**Exercise requirements**
(a) Answer these questions from the forum thread on quiet hard drives:
(i) About what capacity of drive is the original poster looking for?
(ii) Which Seagate series does lafos name as very quiet?
(iii) What kind of hard drive does Silent PC Review prefer for silence-critical applications?
(b) Write out the forum thread on quiet hard drives word for word, everything from "I recently replaced" down to "had this problem???".

# Good, Quiet Hard drive?



## DaveHigh (Aug 13, 2006)

Can anyone recommend a good, QUIET hard drive? We have a TiVo in our bedroom and the "whine" from the hard drive is driving me nuts. It is a WeakNees system (thier forums are down so I cant ask there) and I doubt it is still under warranty, however I doubt a noisy hard drive would be a warranty deal anyway. Looking for something 300GB or so. I have heard the 7500rpm drives are the noisiest, but I cant find any 5400rpm drives anymore. 

Anyone have any suggestions before I head to Frys? 

Thanks, 

dave


----------



## lafos (Nov 8, 2004)

If you do a search in this forum, you can find plenty of comments from peoples' experiences with drives. I've had very quiet drives from Seagate (DB35 series only, the others are noisy), and the Western Digital AV series.

If you hear a whine, that suggests that a bearing is going bad, so the drive may no last much longer. Most noise complaints are due to the head movements, and is more of a clicking sound.


----------



## Saturn_V (Jun 2, 2007)

Silent PC Review's recommendations on quiet HDDs.

They don't believe any 3.5" HDD is quiet enough, and they prefer 2.5" laptop HDDs for silence-critical applications.


----------



## fred-vo (Jan 31, 2004)

I recently replaced the original 20-hour HD in my HD TiVo with a Western Digital 750GB HD and the drive is unacceptably noisy. The noise is not a whine. Rather, it's an intermittent clicking sound. Fortunately, I have 2 HD TiVo's, one in my living room and one in an exercise room. This one is only acceptable in the latter.

Has anyone else had this problem???

I intend to upgrade the HD in my 2nd HD TiVo. I am very hesitant to obtain a WD drive as a replacement.

[Records from a collection]

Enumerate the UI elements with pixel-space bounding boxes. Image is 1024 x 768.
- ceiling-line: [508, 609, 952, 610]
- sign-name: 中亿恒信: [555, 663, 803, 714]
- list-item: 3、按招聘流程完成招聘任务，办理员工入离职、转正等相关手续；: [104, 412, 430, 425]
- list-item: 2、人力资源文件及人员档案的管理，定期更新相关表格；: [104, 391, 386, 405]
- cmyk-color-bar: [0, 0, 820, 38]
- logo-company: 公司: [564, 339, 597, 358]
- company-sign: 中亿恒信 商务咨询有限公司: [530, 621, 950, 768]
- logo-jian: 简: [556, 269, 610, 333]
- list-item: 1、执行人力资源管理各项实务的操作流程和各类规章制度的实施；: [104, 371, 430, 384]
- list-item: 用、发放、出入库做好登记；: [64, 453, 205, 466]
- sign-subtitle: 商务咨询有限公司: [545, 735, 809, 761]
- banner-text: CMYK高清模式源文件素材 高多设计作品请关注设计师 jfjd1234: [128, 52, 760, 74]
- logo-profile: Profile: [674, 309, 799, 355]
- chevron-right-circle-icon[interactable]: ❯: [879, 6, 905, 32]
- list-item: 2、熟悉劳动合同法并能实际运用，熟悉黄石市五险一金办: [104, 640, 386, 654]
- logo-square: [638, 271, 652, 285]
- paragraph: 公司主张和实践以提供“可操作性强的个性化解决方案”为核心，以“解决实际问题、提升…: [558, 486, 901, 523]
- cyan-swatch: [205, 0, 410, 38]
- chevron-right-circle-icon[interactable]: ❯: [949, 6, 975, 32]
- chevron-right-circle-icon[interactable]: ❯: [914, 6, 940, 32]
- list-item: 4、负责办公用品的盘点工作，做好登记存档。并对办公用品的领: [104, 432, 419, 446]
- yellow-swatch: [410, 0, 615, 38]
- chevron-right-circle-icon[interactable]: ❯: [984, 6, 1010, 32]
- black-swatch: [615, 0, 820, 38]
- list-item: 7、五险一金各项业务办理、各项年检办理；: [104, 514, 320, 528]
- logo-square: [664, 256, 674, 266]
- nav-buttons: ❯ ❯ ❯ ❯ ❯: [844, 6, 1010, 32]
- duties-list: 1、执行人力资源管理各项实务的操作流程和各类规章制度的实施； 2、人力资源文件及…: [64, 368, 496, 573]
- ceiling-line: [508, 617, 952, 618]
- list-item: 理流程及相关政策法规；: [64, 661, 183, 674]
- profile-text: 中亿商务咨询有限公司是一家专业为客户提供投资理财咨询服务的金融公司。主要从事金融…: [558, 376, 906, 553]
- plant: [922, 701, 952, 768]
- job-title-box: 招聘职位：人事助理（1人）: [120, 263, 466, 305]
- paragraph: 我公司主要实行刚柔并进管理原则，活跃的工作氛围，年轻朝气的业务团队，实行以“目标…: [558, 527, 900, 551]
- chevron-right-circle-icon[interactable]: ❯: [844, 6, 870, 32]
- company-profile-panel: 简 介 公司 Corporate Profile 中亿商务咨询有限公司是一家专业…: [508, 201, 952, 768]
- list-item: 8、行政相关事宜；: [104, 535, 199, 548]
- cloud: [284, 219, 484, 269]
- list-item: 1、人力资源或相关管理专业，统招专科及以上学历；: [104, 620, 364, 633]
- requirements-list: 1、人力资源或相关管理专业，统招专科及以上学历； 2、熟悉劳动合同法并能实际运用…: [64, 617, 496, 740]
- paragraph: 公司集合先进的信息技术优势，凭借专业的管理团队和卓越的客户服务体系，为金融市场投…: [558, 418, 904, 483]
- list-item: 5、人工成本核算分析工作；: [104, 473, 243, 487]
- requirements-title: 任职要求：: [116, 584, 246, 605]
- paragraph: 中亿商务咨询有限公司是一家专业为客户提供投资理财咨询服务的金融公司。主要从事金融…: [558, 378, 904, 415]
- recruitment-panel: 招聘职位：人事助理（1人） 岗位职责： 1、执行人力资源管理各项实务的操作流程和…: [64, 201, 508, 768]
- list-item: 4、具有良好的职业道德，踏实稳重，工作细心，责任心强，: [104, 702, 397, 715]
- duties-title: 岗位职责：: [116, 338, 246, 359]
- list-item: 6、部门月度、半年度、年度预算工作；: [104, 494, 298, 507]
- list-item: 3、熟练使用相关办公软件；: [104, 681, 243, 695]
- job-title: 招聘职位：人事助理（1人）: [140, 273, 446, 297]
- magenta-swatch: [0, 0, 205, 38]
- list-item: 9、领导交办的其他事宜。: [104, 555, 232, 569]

**Solutions below**
(a)
(i) 300GB or so.
(ii) The DB35 series.
(iii) 2.5" laptop HDDs.

(b)
I recently replaced the original 20-hour HD in my HD TiVo with a Western Digital 750GB HD and the drive is unacceptably noisy. The noise is not a whine. Rather, it's an intermittent clicking sound. Fortunately, I have 2 HD TiVo's, one in my living room and one in an exercise room. This one is only acceptable in the latter.

Has anyone else had this problem???